Say how many lines of the listing below contain "with", giving the number and nothing else.

## Start

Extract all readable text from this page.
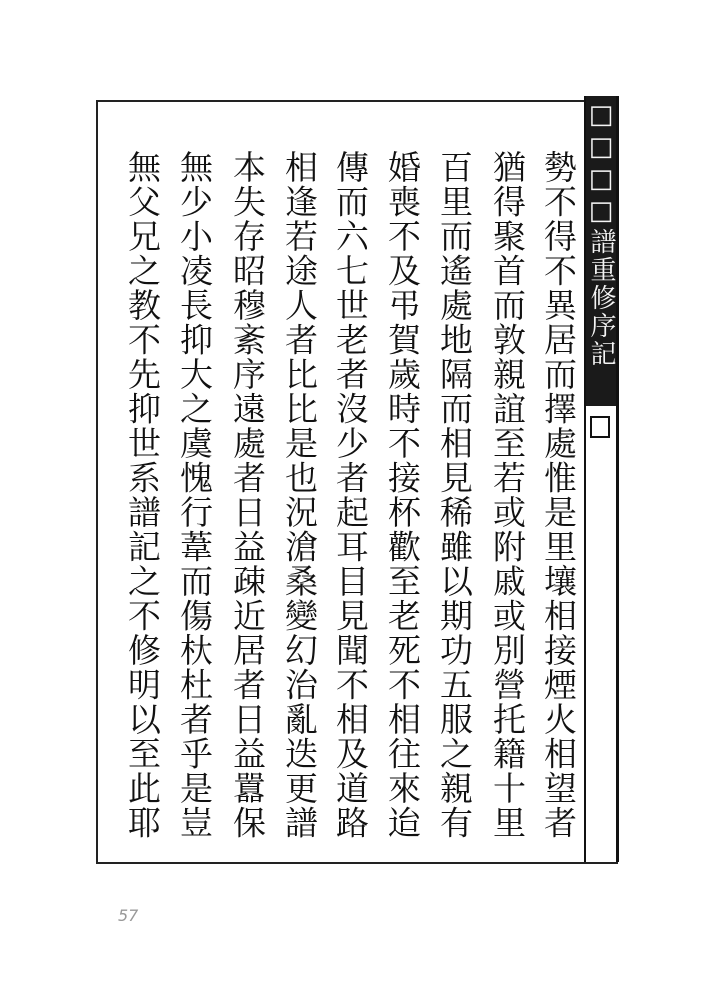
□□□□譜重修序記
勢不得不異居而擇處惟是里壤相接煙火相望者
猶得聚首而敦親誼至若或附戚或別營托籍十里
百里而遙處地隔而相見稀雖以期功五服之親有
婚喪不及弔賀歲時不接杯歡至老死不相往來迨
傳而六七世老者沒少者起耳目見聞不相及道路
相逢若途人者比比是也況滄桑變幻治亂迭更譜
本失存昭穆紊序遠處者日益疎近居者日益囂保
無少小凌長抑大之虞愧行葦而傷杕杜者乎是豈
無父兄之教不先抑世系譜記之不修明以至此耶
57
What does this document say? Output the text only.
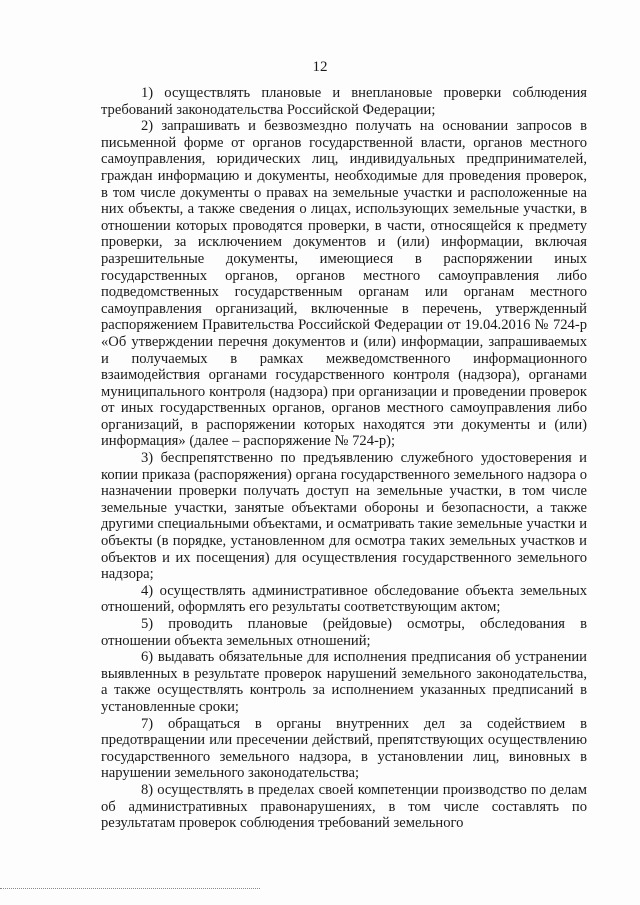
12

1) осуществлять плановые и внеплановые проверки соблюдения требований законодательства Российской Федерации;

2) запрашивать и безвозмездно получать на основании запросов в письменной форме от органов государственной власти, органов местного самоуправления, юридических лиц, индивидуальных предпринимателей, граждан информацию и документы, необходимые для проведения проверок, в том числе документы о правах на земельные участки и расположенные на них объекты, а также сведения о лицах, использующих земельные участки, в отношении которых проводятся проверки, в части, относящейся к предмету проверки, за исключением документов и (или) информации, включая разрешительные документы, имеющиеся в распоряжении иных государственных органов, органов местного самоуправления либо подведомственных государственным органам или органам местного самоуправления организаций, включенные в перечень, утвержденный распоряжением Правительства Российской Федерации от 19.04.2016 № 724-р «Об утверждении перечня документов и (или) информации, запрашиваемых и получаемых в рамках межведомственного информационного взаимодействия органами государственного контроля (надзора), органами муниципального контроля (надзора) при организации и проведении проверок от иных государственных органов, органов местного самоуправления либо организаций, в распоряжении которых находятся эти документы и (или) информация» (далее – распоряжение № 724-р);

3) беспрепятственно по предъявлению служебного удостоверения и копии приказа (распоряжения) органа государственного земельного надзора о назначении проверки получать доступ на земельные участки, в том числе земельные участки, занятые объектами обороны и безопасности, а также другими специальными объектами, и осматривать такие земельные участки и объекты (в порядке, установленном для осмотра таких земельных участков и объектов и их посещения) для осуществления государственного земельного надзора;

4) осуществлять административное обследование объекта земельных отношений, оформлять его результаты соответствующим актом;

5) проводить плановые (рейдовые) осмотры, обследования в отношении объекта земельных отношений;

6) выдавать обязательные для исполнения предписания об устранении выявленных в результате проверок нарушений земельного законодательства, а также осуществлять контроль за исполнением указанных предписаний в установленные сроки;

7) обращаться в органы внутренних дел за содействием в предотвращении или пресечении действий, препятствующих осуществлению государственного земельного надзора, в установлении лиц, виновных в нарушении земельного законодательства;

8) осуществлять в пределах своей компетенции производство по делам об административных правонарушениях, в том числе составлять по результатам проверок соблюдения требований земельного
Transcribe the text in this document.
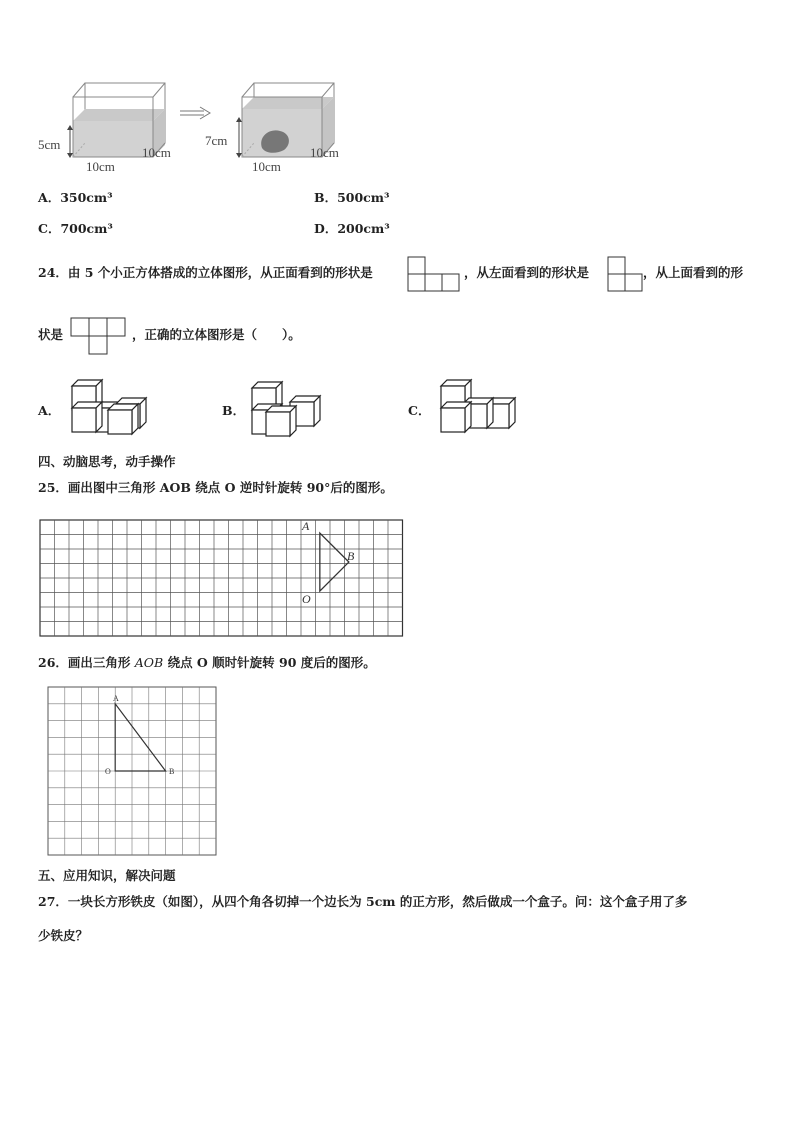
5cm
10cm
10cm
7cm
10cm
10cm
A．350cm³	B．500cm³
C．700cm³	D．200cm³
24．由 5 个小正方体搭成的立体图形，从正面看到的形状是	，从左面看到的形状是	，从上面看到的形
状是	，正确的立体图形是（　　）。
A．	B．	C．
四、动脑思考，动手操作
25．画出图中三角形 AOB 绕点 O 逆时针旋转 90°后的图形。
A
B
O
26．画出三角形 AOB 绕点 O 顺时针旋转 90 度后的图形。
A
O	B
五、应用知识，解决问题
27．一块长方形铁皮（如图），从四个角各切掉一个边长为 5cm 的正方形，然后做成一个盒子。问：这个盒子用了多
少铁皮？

## End
## Start

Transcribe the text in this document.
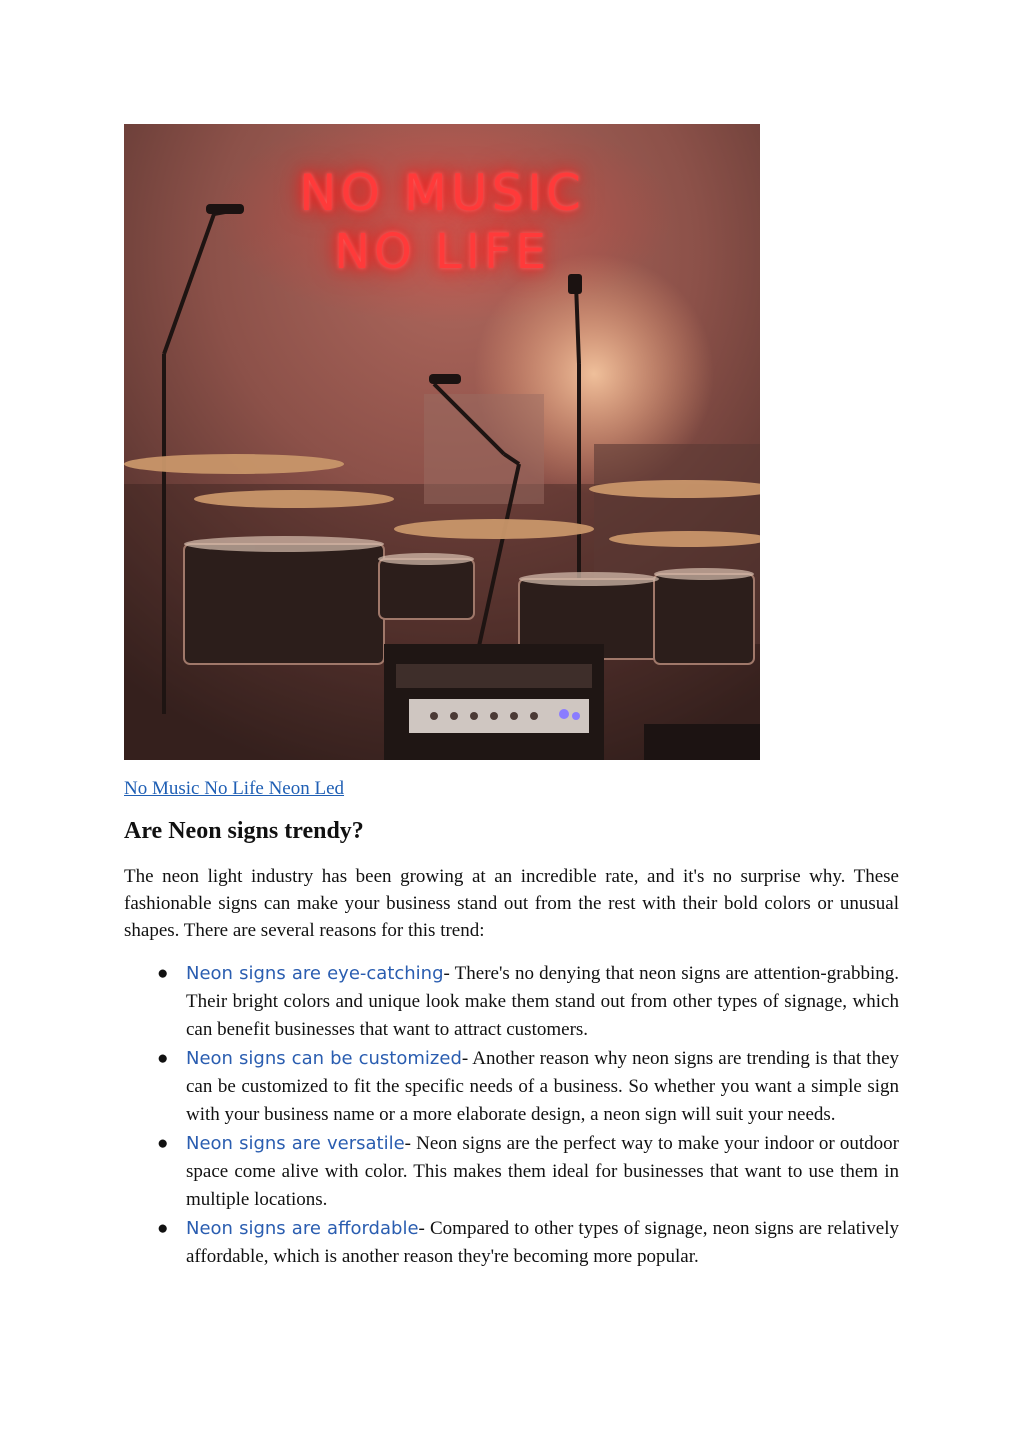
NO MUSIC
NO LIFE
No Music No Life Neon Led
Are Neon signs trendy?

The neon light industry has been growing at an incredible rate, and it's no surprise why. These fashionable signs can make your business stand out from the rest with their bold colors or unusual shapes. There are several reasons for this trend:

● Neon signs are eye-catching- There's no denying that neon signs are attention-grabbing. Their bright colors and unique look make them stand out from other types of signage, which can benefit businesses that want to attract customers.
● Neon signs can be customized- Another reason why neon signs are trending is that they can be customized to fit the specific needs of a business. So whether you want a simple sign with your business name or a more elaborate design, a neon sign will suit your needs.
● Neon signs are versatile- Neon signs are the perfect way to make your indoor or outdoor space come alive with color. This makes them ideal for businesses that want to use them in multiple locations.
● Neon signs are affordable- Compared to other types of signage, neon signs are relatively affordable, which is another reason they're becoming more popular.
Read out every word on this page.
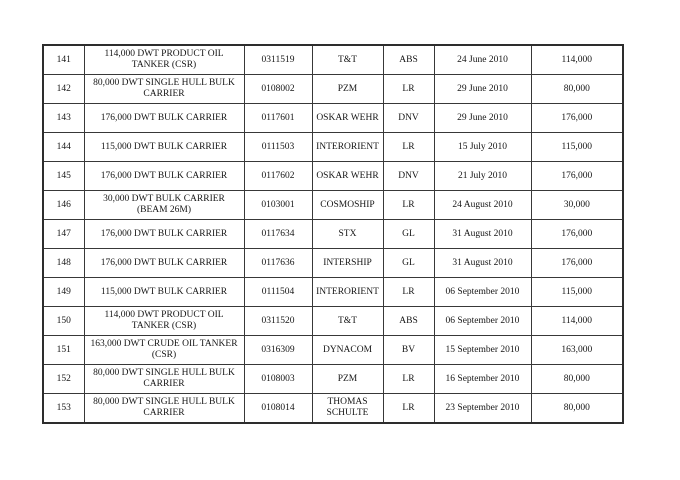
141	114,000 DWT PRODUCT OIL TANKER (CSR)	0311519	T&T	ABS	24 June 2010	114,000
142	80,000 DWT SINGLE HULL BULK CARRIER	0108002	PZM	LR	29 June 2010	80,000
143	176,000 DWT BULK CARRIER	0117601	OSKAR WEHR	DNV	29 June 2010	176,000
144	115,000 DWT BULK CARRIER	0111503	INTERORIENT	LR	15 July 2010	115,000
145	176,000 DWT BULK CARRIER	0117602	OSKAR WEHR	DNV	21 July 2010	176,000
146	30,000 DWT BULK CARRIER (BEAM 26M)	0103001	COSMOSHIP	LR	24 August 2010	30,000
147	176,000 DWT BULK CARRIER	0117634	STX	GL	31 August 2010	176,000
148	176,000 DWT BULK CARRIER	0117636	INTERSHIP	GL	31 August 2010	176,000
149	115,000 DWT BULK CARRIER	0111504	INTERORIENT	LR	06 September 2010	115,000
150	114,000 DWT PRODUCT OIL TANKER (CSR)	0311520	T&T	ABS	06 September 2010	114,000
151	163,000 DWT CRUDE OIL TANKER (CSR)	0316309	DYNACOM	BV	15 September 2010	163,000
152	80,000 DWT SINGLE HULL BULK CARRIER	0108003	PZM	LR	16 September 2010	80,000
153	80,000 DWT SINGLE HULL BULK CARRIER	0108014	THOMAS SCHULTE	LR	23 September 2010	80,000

## End

* **The reply**
3